=== AIM OF THE EXERCISE ===
Show all lines holding "JSON".

[Entries from a dataset]
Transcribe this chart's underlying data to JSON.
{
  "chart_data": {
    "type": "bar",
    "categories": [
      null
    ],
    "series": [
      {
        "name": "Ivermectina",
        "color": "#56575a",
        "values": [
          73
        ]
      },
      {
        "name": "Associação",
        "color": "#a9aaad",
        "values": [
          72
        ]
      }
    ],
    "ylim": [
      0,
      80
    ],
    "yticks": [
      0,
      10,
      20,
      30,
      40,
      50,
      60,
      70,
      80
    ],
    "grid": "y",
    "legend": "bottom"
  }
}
...
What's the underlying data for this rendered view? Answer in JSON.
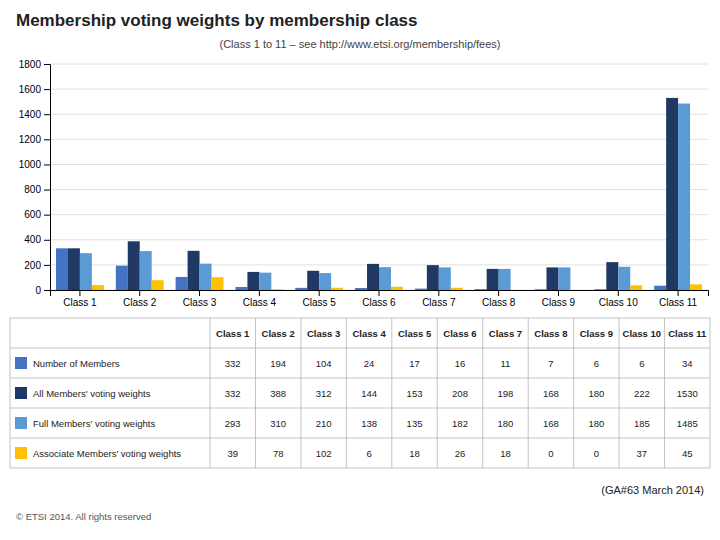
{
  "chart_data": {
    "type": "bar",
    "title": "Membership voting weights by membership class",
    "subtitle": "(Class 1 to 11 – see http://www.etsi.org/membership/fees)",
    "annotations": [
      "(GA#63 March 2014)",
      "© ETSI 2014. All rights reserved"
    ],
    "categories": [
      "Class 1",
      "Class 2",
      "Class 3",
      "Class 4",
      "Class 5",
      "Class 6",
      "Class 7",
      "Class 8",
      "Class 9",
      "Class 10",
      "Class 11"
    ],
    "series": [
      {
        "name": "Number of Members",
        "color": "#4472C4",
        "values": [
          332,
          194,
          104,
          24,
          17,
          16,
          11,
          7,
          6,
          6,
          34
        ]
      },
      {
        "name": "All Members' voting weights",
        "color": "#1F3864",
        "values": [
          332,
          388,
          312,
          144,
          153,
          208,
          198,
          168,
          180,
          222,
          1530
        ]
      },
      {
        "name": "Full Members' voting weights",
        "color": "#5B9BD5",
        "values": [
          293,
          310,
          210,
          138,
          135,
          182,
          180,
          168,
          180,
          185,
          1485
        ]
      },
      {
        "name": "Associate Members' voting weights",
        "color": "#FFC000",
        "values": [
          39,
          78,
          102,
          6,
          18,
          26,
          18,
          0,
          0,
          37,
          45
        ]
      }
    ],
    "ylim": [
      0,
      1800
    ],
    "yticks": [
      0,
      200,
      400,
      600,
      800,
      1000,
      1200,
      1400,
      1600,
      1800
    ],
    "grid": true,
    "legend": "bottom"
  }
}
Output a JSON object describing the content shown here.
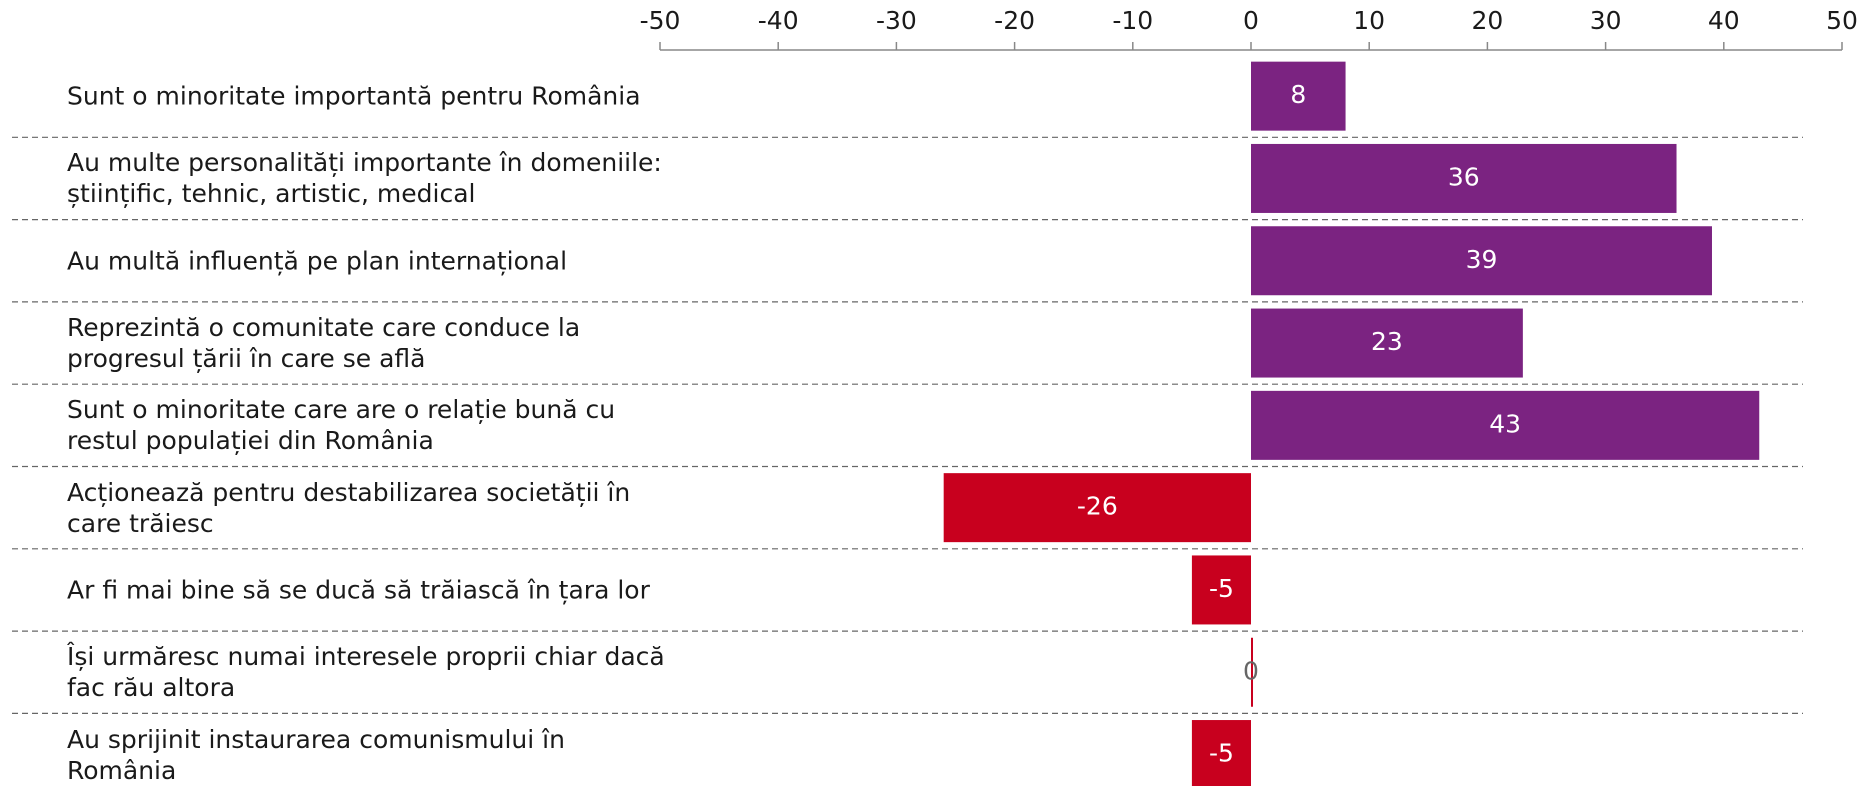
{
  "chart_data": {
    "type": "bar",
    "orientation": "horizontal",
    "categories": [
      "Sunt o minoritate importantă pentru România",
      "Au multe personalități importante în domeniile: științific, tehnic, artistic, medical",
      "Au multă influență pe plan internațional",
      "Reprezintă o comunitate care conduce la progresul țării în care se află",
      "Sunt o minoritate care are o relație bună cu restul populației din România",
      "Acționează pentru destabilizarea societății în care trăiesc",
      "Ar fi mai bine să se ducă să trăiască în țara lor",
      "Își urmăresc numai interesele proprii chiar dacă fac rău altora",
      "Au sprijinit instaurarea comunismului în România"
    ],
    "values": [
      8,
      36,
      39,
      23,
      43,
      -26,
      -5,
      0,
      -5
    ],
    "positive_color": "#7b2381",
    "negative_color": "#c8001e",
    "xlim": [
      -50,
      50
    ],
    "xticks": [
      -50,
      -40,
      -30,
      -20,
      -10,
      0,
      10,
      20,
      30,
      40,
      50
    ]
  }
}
---
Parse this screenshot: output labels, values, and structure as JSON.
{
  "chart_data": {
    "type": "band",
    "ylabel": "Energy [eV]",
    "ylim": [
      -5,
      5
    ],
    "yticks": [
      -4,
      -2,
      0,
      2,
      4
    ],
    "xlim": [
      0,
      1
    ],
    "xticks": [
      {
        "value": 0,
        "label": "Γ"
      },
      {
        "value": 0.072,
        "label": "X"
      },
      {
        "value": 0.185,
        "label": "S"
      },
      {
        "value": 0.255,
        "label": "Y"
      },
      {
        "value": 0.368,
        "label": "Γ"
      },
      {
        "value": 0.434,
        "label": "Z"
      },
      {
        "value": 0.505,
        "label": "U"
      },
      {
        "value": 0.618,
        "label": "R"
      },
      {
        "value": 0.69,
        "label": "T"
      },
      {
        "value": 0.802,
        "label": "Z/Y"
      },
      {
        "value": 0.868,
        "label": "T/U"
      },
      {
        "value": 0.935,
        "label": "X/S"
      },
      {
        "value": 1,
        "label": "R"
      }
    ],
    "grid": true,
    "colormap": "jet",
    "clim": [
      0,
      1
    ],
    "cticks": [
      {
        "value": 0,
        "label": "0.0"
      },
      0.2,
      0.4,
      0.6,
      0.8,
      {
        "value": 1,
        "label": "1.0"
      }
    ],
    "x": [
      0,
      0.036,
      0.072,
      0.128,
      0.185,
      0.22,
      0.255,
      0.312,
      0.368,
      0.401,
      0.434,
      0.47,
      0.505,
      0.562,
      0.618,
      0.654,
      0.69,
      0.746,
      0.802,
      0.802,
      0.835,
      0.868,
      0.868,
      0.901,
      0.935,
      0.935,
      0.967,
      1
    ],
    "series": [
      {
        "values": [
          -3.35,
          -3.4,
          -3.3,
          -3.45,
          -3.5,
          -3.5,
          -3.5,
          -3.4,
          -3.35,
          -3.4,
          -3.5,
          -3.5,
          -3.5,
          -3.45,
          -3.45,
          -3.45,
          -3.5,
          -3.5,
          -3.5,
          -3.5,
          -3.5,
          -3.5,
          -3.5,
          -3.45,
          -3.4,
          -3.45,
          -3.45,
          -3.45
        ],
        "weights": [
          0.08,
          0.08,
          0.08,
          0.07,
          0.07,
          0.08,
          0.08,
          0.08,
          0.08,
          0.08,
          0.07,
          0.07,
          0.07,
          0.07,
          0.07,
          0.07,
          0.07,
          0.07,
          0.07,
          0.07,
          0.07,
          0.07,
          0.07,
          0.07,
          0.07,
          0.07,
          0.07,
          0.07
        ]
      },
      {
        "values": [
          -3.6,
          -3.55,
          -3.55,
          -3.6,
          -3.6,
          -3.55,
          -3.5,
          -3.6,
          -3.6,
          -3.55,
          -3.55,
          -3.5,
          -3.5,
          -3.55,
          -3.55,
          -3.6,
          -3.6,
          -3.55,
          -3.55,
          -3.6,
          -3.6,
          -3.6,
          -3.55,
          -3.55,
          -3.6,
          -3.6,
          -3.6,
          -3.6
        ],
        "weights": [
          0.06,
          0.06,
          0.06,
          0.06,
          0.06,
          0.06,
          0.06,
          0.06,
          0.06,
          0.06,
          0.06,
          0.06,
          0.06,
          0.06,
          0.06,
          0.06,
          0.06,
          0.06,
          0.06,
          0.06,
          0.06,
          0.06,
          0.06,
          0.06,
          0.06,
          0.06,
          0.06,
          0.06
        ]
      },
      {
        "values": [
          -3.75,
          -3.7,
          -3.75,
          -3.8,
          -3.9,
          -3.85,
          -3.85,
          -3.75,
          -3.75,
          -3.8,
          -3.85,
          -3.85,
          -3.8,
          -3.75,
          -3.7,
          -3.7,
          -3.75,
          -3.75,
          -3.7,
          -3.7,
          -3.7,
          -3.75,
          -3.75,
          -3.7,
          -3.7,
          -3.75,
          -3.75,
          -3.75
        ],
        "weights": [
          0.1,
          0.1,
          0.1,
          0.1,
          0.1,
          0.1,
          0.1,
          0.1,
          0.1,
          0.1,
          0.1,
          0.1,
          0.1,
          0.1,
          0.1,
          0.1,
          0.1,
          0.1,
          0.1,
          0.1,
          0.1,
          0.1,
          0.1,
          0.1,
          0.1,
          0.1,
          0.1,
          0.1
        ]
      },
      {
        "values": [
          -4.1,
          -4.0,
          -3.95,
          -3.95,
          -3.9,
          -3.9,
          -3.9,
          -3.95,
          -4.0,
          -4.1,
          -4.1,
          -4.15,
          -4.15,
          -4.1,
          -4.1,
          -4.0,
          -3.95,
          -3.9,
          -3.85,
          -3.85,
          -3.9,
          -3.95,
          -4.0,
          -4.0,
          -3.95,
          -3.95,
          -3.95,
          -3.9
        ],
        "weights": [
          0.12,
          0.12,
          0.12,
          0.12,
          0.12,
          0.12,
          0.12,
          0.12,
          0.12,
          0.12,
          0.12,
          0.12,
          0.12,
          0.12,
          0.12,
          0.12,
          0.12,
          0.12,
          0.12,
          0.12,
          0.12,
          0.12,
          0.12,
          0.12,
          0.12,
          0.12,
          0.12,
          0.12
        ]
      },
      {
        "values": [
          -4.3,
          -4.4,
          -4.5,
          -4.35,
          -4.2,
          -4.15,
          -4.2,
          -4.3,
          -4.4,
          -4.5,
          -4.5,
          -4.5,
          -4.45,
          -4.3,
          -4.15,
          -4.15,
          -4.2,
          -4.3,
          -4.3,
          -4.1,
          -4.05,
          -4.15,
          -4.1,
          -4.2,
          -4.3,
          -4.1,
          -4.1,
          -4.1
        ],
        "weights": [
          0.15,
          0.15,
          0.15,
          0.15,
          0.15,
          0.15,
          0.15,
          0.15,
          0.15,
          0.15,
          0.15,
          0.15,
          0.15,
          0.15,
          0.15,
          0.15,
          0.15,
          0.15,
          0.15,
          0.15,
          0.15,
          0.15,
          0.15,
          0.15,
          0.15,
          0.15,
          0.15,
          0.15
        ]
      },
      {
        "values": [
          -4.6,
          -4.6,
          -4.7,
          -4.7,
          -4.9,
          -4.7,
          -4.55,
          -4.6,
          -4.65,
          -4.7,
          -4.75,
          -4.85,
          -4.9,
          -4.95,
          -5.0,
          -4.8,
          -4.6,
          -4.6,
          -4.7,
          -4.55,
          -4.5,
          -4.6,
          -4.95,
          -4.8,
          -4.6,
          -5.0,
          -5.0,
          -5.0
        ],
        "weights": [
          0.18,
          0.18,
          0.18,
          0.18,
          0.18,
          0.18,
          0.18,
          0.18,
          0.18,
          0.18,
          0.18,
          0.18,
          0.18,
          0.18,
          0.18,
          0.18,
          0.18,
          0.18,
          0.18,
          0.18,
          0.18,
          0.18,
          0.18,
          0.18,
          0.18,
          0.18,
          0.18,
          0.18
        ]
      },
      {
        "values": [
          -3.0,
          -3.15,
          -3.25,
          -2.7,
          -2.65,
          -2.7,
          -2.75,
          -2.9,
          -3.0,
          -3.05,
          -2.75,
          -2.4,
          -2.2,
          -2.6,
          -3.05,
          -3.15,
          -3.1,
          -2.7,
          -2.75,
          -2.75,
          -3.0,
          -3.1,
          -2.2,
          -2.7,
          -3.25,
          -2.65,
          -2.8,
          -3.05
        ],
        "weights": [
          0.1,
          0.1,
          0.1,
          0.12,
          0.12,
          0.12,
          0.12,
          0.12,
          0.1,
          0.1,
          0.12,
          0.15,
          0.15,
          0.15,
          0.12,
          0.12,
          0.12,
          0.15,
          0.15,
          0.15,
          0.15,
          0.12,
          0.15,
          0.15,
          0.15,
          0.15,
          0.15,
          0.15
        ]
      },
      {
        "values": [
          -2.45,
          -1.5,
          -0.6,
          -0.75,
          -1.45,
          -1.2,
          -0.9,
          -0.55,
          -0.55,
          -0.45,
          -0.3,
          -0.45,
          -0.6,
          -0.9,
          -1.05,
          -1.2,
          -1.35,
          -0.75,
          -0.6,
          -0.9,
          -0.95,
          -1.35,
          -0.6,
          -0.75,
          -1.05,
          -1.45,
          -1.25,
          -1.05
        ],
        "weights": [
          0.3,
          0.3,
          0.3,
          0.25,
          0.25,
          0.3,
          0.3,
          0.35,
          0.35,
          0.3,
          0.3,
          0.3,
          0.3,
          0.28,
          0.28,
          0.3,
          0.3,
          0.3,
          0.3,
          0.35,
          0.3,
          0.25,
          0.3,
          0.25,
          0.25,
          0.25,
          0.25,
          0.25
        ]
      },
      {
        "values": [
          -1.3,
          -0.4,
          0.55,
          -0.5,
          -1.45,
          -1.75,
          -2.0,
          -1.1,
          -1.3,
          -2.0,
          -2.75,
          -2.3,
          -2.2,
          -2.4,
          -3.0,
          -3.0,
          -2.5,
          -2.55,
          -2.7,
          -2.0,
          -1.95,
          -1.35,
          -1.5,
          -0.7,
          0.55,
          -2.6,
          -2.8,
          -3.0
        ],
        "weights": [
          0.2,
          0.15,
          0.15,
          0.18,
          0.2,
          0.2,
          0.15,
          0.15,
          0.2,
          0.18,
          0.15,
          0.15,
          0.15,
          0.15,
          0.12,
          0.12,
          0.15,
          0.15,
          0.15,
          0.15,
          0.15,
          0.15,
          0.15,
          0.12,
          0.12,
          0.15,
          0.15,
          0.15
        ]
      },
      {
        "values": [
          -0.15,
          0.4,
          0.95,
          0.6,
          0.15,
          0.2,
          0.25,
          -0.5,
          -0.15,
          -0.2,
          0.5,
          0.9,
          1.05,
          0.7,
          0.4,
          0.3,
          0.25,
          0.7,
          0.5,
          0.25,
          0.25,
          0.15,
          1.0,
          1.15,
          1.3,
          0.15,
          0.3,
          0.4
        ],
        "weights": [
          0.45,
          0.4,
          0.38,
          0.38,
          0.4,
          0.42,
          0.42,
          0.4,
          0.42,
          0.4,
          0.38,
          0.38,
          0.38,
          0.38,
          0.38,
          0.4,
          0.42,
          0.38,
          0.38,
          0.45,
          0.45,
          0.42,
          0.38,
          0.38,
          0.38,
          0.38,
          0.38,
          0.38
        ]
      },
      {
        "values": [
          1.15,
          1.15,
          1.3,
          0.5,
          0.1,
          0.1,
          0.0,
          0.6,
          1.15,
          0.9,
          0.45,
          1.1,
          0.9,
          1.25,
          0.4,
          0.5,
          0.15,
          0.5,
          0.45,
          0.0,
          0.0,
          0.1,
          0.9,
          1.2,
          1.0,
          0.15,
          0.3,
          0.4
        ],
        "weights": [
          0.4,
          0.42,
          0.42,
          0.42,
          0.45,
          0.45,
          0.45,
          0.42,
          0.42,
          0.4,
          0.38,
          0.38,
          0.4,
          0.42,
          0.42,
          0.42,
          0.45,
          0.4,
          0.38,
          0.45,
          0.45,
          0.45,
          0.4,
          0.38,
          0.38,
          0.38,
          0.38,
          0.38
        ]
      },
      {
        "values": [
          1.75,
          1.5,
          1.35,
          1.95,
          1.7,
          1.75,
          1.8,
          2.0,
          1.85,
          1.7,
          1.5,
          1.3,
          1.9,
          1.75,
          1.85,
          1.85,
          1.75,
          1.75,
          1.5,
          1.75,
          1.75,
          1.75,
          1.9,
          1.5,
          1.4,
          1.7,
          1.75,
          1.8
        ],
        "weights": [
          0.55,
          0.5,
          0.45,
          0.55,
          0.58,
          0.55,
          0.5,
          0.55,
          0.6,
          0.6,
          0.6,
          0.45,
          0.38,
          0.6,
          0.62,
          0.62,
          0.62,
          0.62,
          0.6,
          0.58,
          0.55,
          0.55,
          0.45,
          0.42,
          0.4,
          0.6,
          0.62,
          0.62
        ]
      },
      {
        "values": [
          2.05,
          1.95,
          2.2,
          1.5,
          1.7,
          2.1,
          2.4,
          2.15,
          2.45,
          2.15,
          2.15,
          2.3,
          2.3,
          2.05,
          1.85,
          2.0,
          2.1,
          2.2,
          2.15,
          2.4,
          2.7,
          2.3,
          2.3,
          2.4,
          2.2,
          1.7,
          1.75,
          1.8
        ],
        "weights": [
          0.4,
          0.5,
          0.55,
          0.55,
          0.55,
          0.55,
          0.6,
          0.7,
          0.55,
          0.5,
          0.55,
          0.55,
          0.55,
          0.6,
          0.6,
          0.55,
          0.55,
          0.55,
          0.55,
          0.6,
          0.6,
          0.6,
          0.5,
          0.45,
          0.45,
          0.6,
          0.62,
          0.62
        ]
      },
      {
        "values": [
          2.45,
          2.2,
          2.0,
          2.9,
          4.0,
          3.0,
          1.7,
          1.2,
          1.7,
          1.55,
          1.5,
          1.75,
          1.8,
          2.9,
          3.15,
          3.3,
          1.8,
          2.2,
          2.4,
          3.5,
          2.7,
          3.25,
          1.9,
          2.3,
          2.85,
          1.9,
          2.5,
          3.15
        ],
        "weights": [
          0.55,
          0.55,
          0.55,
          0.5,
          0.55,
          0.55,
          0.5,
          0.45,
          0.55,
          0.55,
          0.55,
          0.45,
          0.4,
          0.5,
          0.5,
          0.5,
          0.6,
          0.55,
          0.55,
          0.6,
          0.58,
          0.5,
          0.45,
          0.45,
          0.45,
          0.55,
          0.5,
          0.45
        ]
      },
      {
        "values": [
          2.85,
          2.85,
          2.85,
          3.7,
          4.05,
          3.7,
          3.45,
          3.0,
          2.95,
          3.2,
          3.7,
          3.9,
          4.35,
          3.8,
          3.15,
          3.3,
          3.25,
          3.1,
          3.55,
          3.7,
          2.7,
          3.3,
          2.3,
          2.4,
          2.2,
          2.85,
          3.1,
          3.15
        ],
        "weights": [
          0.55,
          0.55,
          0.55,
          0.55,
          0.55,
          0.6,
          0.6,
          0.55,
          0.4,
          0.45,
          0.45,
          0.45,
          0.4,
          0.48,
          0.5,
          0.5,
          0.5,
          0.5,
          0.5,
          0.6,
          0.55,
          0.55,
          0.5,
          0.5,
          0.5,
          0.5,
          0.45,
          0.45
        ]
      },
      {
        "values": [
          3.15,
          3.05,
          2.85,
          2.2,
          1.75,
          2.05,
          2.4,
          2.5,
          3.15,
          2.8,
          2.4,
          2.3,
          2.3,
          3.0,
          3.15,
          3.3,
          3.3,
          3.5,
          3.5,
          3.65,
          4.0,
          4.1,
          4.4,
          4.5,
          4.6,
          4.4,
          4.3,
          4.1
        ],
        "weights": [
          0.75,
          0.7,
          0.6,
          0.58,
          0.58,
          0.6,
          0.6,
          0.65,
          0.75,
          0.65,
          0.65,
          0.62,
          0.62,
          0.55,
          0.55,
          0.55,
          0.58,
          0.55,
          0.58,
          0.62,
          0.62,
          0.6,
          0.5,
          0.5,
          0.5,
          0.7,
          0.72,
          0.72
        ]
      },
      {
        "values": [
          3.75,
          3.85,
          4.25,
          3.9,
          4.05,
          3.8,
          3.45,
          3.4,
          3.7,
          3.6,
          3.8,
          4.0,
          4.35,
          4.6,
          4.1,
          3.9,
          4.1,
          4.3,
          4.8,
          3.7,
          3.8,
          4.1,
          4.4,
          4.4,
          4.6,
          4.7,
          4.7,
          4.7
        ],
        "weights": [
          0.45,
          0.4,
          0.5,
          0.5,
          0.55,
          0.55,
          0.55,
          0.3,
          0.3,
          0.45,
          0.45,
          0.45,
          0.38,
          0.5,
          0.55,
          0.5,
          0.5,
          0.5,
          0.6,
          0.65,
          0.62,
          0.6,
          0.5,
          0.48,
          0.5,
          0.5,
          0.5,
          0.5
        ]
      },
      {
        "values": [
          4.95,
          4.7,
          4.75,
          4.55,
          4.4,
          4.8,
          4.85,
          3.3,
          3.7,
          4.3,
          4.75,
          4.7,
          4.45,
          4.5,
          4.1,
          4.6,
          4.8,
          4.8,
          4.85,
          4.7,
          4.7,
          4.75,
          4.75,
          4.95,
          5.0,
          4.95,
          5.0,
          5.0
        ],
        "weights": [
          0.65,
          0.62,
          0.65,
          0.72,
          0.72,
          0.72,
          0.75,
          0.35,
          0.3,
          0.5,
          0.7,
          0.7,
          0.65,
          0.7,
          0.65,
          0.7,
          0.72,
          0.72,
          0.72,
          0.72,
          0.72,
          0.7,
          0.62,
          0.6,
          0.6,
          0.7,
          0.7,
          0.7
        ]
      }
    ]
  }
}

=== TASK ANSWER ===
Transcribe this chart's underlying data to JSON.
What's the underlying data for this rendered view? Answer in JSON.
Output a JSON object describing the content shown here.
Parse this screenshot: output labels, values, and structure as JSON.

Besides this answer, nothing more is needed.